* Exercise requirements *
In the data, extract each line that holds the string "marker".

* Provided data *
--------------------

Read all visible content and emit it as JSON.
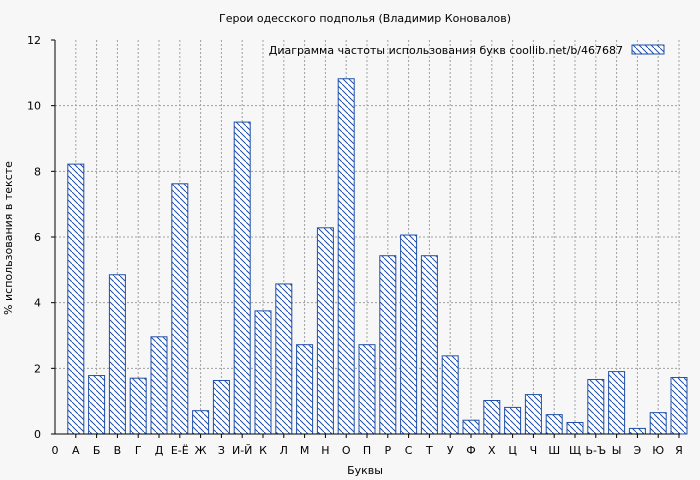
{
  "chart_data": {
    "type": "bar",
    "title": "Герои одесского подполья (Владимир Коновалов)",
    "xlabel": "Буквы",
    "ylabel": "% использования в тексте",
    "legend": {
      "label": "Диаграмма частоты использования букв  coollib.net/b/467687",
      "placement": "top-right"
    },
    "ylim": [
      0,
      12
    ],
    "yticks": [
      "0",
      "2",
      "4",
      "6",
      "8",
      "10",
      "12"
    ],
    "grid": true,
    "first_tick_label": "0",
    "categories": [
      "А",
      "Б",
      "В",
      "Г",
      "Д",
      "Е-Ё",
      "Ж",
      "З",
      "И-Й",
      "К",
      "Л",
      "М",
      "Н",
      "О",
      "П",
      "Р",
      "С",
      "Т",
      "У",
      "Ф",
      "Х",
      "Ц",
      "Ч",
      "Ш",
      "Щ",
      "Ь-Ъ",
      "Ы",
      "Э",
      "Ю",
      "Я"
    ],
    "values": [
      8.22,
      1.78,
      4.85,
      1.7,
      2.96,
      7.62,
      0.71,
      1.63,
      9.5,
      3.75,
      4.57,
      2.72,
      6.28,
      10.82,
      2.72,
      5.43,
      6.06,
      5.43,
      2.38,
      0.42,
      1.02,
      0.81,
      1.2,
      0.59,
      0.35,
      1.66,
      1.9,
      0.17,
      0.65,
      1.72
    ],
    "colors": {
      "bar_stroke": "#1f4fa8",
      "background": "#f7f7f7",
      "grid": "#a0a0a0"
    }
  }
}
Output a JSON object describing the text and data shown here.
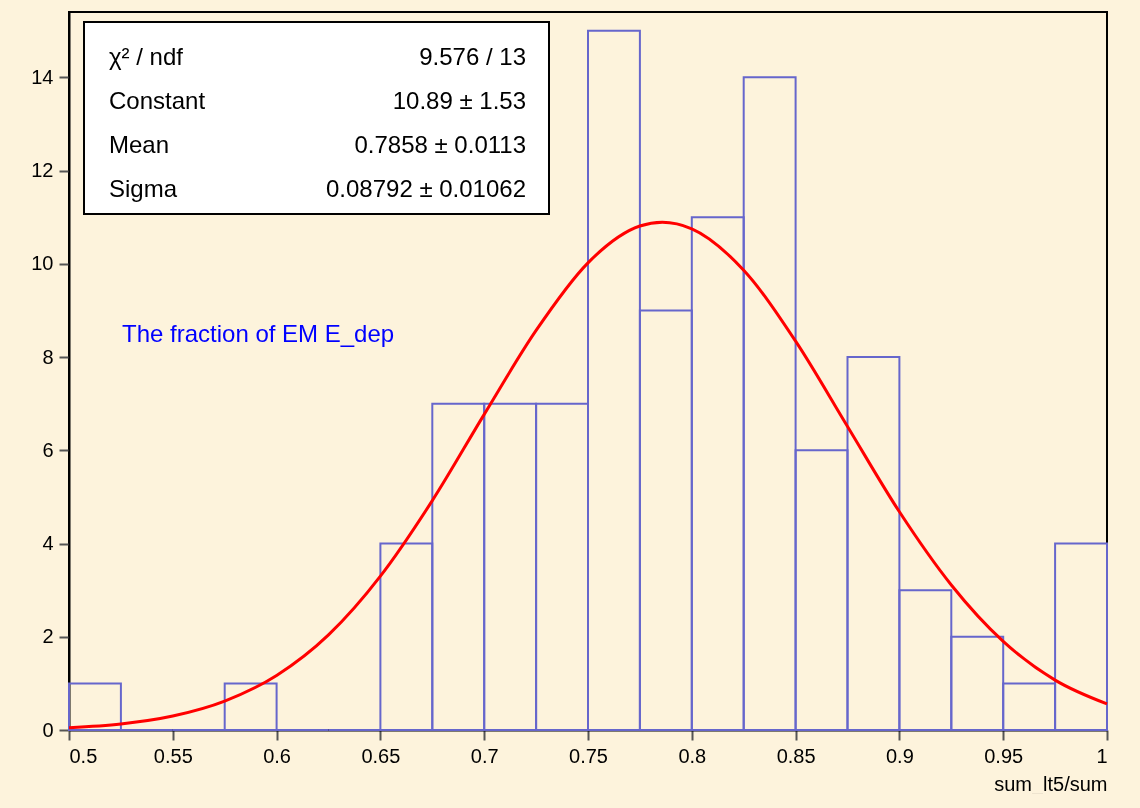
{
  "chart_data": {
    "type": "histogram",
    "xlabel": "sum_lt5/sum",
    "bins": [
      0.5,
      0.525,
      0.55,
      0.575,
      0.6,
      0.625,
      0.65,
      0.675,
      0.7,
      0.725,
      0.75,
      0.775,
      0.8,
      0.825,
      0.85,
      0.875,
      0.9,
      0.925,
      0.95,
      0.975,
      1.0
    ],
    "series": [
      {
        "color": "#6666cc",
        "values": [
          1,
          0,
          0,
          1,
          0,
          0,
          4,
          7,
          7,
          7,
          15,
          9,
          11,
          14,
          6,
          8,
          3,
          2,
          1,
          4
        ]
      },
      {
        "type": "line",
        "color": "#ff0000",
        "x": [
          0.5,
          0.525,
          0.55,
          0.575,
          0.6,
          0.625,
          0.65,
          0.675,
          0.7,
          0.725,
          0.75,
          0.775,
          0.7858,
          0.8,
          0.825,
          0.85,
          0.875,
          0.9,
          0.925,
          0.95,
          0.975,
          1.0
        ],
        "values": [
          0.05,
          0.13,
          0.3,
          0.62,
          1.17,
          2.04,
          3.3,
          4.92,
          6.77,
          8.57,
          10.02,
          10.81,
          10.89,
          10.75,
          9.86,
          8.34,
          6.51,
          4.68,
          3.11,
          1.9,
          1.07,
          0.56
        ]
      }
    ],
    "xlim": [
      0.5,
      1.0
    ],
    "xticks": [
      0.5,
      0.55,
      0.6,
      0.65,
      0.7,
      0.75,
      0.8,
      0.85,
      0.9,
      0.95,
      1
    ],
    "ylim": [
      0,
      15.4
    ],
    "yticks": [
      0,
      2,
      4,
      6,
      8,
      10,
      12,
      14
    ],
    "grid": false,
    "annotations": [
      "χ² / ndf",
      "9.576 / 13",
      "Constant",
      "10.89 ± 1.53",
      "Mean",
      "0.7858 ± 0.0113",
      "Sigma",
      "0.08792 ± 0.01062",
      "The fraction of EM E_dep"
    ]
  }
}
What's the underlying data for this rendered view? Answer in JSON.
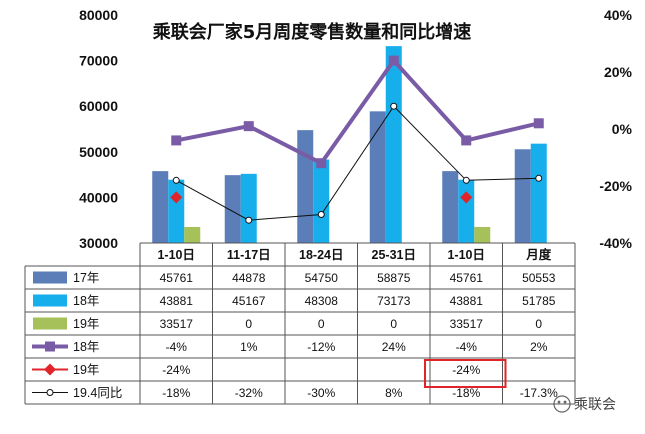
{
  "chart_data": {
    "type": "bar",
    "title": "乘联会厂家5月周度零售数量和同比增速",
    "categories": [
      "1-10日",
      "11-17日",
      "18-24日",
      "25-31日",
      "1-10日",
      "月度"
    ],
    "y_left": {
      "min": 30000,
      "max": 80000,
      "ticks": [
        "30000",
        "40000",
        "50000",
        "60000",
        "70000",
        "80000"
      ]
    },
    "y_right": {
      "min": -40,
      "max": 40,
      "ticks": [
        "-40%",
        "-20%",
        "0%",
        "20%",
        "40%"
      ]
    },
    "bar_series": [
      {
        "name": "17年",
        "color": "#5B7DB8",
        "values": [
          45761,
          44878,
          54750,
          58875,
          45761,
          50553
        ],
        "labels": [
          "45761",
          "44878",
          "54750",
          "58875",
          "45761",
          "50553"
        ]
      },
      {
        "name": "18年",
        "color": "#16AEEB",
        "values": [
          43881,
          45167,
          48308,
          73173,
          43881,
          51785
        ],
        "labels": [
          "43881",
          "45167",
          "48308",
          "73173",
          "43881",
          "51785"
        ]
      },
      {
        "name": "19年",
        "color": "#A6C15A",
        "values": [
          33517,
          0,
          0,
          0,
          33517,
          0
        ],
        "labels": [
          "33517",
          "0",
          "0",
          "0",
          "33517",
          "0"
        ]
      }
    ],
    "line_series": [
      {
        "name": "18年",
        "color": "#7A5CA6",
        "marker": "square",
        "values": [
          -4,
          1,
          -12,
          24,
          -4,
          2
        ],
        "labels": [
          "-4%",
          "1%",
          "-12%",
          "24%",
          "-4%",
          "2%"
        ]
      },
      {
        "name": "19年",
        "color": "#E0242A",
        "marker": "diamond",
        "values": [
          -24,
          null,
          null,
          null,
          -24,
          null
        ],
        "labels": [
          "-24%",
          "",
          "",
          "",
          "-24%",
          ""
        ]
      },
      {
        "name": "19.4同比",
        "color": "#111111",
        "marker": "circle",
        "values": [
          -18,
          -32,
          -30,
          8,
          -18,
          -17.3
        ],
        "labels": [
          "-18%",
          "-32%",
          "-30%",
          "8%",
          "-18%",
          "-17.3%"
        ]
      }
    ],
    "highlight": {
      "row": 4,
      "col": 4,
      "color": "#E0242A"
    }
  },
  "watermark": "乘联会"
}
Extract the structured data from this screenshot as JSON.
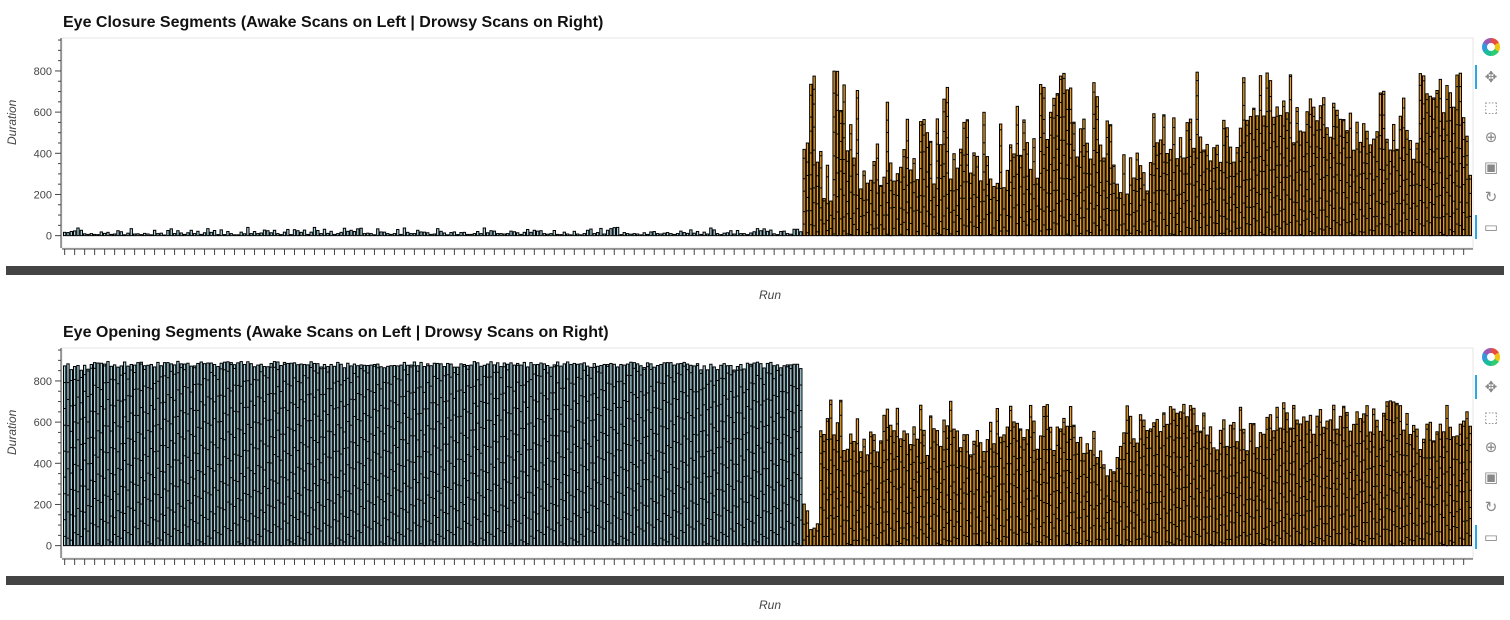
{
  "toolbar": {
    "tools": [
      {
        "name": "bokeh-logo",
        "glyph": ""
      },
      {
        "name": "pan-tool",
        "glyph": "✥"
      },
      {
        "name": "box-zoom-tool",
        "glyph": "⬚"
      },
      {
        "name": "wheel-zoom-tool",
        "glyph": "⊕"
      },
      {
        "name": "save-tool",
        "glyph": "▣"
      },
      {
        "name": "reset-tool",
        "glyph": "↻"
      },
      {
        "name": "hover-tool",
        "glyph": "▭"
      }
    ]
  },
  "colors": {
    "awake": "#a9d3df",
    "drowsy": "#f0a020",
    "outline": "#000000",
    "axis": "#444444"
  },
  "chart_data": [
    {
      "type": "bar",
      "title": "Eye Closure Segments (Awake Scans on Left | Drowsy Scans on Right)",
      "xlabel": "Run",
      "ylabel": "Duration",
      "ylim": [
        -60,
        960
      ],
      "yticks": [
        0,
        200,
        400,
        600,
        800
      ],
      "grid": false,
      "series": [
        {
          "group": "awake",
          "num_bars": 222,
          "values_max": [
            16,
            15,
            20,
            23,
            37,
            26,
            9,
            6,
            10,
            6,
            5,
            18,
            11,
            16,
            6,
            8,
            24,
            19,
            4,
            12,
            34,
            8,
            9,
            5,
            11,
            8,
            4,
            26,
            10,
            12,
            3,
            25,
            33,
            10,
            24,
            13,
            6,
            14,
            26,
            10,
            21,
            6,
            14,
            34,
            16,
            25,
            5,
            28,
            5,
            20,
            10,
            4,
            4,
            17,
            9,
            40,
            10,
            20,
            10,
            13,
            27,
            24,
            14,
            26,
            10,
            5,
            17,
            30,
            5,
            29,
            24,
            16,
            27,
            6,
            17,
            40,
            25,
            10,
            31,
            11,
            21,
            6,
            10,
            16,
            36,
            21,
            26,
            20,
            33,
            36,
            10,
            12,
            10,
            4,
            33,
            18,
            17,
            10,
            6,
            10,
            30,
            6,
            37,
            16,
            10,
            10,
            26,
            18,
            17,
            14,
            6,
            8,
            34,
            21,
            13,
            4,
            15,
            18,
            5,
            15,
            16,
            6,
            6,
            10,
            20,
            10,
            37,
            14,
            24,
            22,
            10,
            10,
            8,
            10,
            22,
            19,
            14,
            6,
            16,
            30,
            16,
            26,
            22,
            24,
            10,
            7,
            10,
            25,
            6,
            5,
            17,
            8,
            4,
            21,
            8,
            4,
            10,
            26,
            32,
            10,
            15,
            35,
            8,
            26,
            34,
            39,
            40,
            5,
            15,
            10,
            7,
            10,
            8,
            4,
            14,
            6,
            18,
            20,
            10,
            8,
            12,
            15,
            10,
            6,
            10,
            22,
            15,
            11,
            28,
            12,
            20,
            6,
            17,
            8,
            37,
            28,
            10,
            5,
            12,
            14,
            24,
            8,
            25,
            10,
            10,
            5,
            13,
            19,
            34,
            24,
            33,
            21,
            27,
            9,
            5,
            20,
            22,
            10,
            7,
            31,
            31,
            19
          ]
        },
        {
          "group": "drowsy",
          "num_bars": 201,
          "values_max": [
            419,
            450,
            735,
            775,
            357,
            409,
            180,
            342,
            168,
            799,
            798,
            608,
            732,
            412,
            539,
            377,
            705,
            227,
            314,
            255,
            269,
            360,
            445,
            244,
            284,
            648,
            353,
            265,
            301,
            332,
            418,
            565,
            319,
            374,
            272,
            554,
            564,
            500,
            458,
            251,
            567,
            442,
            663,
            720,
            275,
            398,
            328,
            420,
            550,
            563,
            304,
            402,
            385,
            266,
            599,
            384,
            275,
            239,
            254,
            542,
            233,
            317,
            441,
            397,
            628,
            390,
            562,
            452,
            322,
            471,
            279,
            734,
            720,
            467,
            599,
            667,
            690,
            775,
            788,
            708,
            717,
            551,
            382,
            519,
            566,
            449,
            372,
            743,
            675,
            440,
            377,
            557,
            539,
            343,
            250,
            209,
            393,
            202,
            378,
            280,
            401,
            340,
            306,
            217,
            355,
            592,
            451,
            465,
            587,
            399,
            419,
            572,
            374,
            476,
            377,
            549,
            566,
            424,
            794,
            479,
            416,
            443,
            363,
            427,
            439,
            356,
            560,
            524,
            430,
            357,
            428,
            522,
            767,
            560,
            579,
            619,
            582,
            777,
            581,
            790,
            753,
            575,
            625,
            584,
            654,
            597,
            781,
            451,
            622,
            508,
            503,
            602,
            664,
            624,
            558,
            631,
            670,
            524,
            478,
            643,
            609,
            565,
            564,
            510,
            595,
            415,
            551,
            453,
            544,
            507,
            441,
            469,
            505,
            693,
            701,
            468,
            416,
            540,
            419,
            580,
            668,
            511,
            462,
            371,
            449,
            787,
            776,
            689,
            677,
            669,
            705,
            759,
            597,
            729,
            694,
            624,
            780,
            789,
            573,
            483,
            293
          ]
        }
      ]
    },
    {
      "type": "bar",
      "title": "Eye Opening Segments (Awake Scans on Left | Drowsy Scans on Right)",
      "xlabel": "Run",
      "ylabel": "Duration",
      "ylim": [
        -60,
        960
      ],
      "yticks": [
        0,
        200,
        400,
        600,
        800
      ],
      "grid": false,
      "series": [
        {
          "group": "awake",
          "num_bars": 222,
          "values_max": [
            873,
            883,
            855,
            870,
            875,
            852,
            876,
            857,
            880,
            889,
            887,
            886,
            882,
            894,
            871,
            878,
            867,
            873,
            892,
            872,
            880,
            877,
            889,
            891,
            874,
            876,
            880,
            868,
            890,
            874,
            889,
            889,
            883,
            878,
            895,
            883,
            882,
            886,
            872,
            873,
            885,
            892,
            884,
            887,
            887,
            880,
            870,
            886,
            891,
            893,
            889,
            879,
            888,
            894,
            880,
            893,
            884,
            869,
            877,
            881,
            870,
            869,
            885,
            894,
            892,
            875,
            890,
            885,
            886,
            888,
            879,
            882,
            880,
            878,
            893,
            885,
            884,
            868,
            880,
            870,
            880,
            871,
            890,
            881,
            864,
            886,
            873,
            882,
            874,
            878,
            876,
            875,
            877,
            880,
            882,
            869,
            864,
            871,
            874,
            875,
            873,
            877,
            890,
            876,
            877,
            892,
            874,
            890,
            870,
            883,
            874,
            886,
            885,
            883,
            870,
            885,
            882,
            867,
            867,
            883,
            880,
            875,
            877,
            894,
            888,
            871,
            876,
            882,
            893,
            878,
            888,
            870,
            887,
            881,
            888,
            877,
            885,
            877,
            890,
            868,
            889,
            879,
            880,
            887,
            883,
            875,
            867,
            878,
            892,
            872,
            883,
            892,
            880,
            885,
            881,
            883,
            888,
            872,
            866,
            884,
            871,
            875,
            880,
            880,
            885,
            881,
            868,
            880,
            877,
            882,
            891,
            889,
            883,
            874,
            865,
            888,
            883,
            867,
            875,
            880,
            888,
            889,
            889,
            877,
            883,
            885,
            890,
            882,
            876,
            873,
            884,
            854,
            873,
            854,
            881,
            868,
            855,
            876,
            884,
            874,
            875,
            853,
            870,
            880,
            858,
            886,
            881,
            887,
            891,
            884,
            863,
            885,
            890,
            874,
            878,
            864,
            874,
            878,
            878,
            881,
            881,
            860,
            872
          ]
        },
        {
          "group": "drowsy",
          "num_bars": 201,
          "values_max": [
            202,
            169,
            78,
            85,
            106,
            558,
            540,
            617,
            707,
            538,
            597,
            706,
            462,
            468,
            542,
            506,
            616,
            456,
            517,
            441,
            552,
            539,
            455,
            509,
            633,
            663,
            585,
            558,
            667,
            519,
            557,
            543,
            491,
            577,
            517,
            682,
            560,
            438,
            630,
            568,
            559,
            482,
            610,
            582,
            701,
            566,
            557,
            476,
            539,
            539,
            441,
            507,
            559,
            500,
            457,
            515,
            599,
            495,
            666,
            527,
            538,
            576,
            677,
            601,
            594,
            567,
            525,
            563,
            681,
            605,
            468,
            533,
            676,
            685,
            575,
            462,
            576,
            567,
            618,
            580,
            676,
            585,
            501,
            526,
            448,
            495,
            463,
            555,
            428,
            460,
            393,
            339,
            369,
            359,
            428,
            482,
            548,
            679,
            628,
            519,
            498,
            636,
            610,
            559,
            567,
            597,
            613,
            554,
            645,
            589,
            675,
            663,
            643,
            650,
            686,
            626,
            680,
            667,
            583,
            556,
            644,
            537,
            577,
            475,
            465,
            560,
            611,
            482,
            585,
            598,
            505,
            672,
            565,
            461,
            593,
            593,
            476,
            549,
            541,
            623,
            636,
            558,
            672,
            571,
            694,
            645,
            571,
            681,
            610,
            591,
            625,
            604,
            633,
            541,
            629,
            661,
            575,
            605,
            611,
            682,
            566,
            628,
            677,
            647,
            556,
            589,
            650,
            617,
            640,
            680,
            552,
            664,
            609,
            555,
            643,
            699,
            703,
            698,
            691,
            680,
            561,
            642,
            540,
            584,
            566,
            467,
            517,
            590,
            599,
            509,
            553,
            590,
            553,
            681,
            575,
            529,
            533,
            590,
            605,
            650,
            580,
            662
          ]
        }
      ]
    }
  ]
}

--------------------

* Solution for this problem *
        "marker": "square",
        "marker": "diamond",
        "marker": "circle",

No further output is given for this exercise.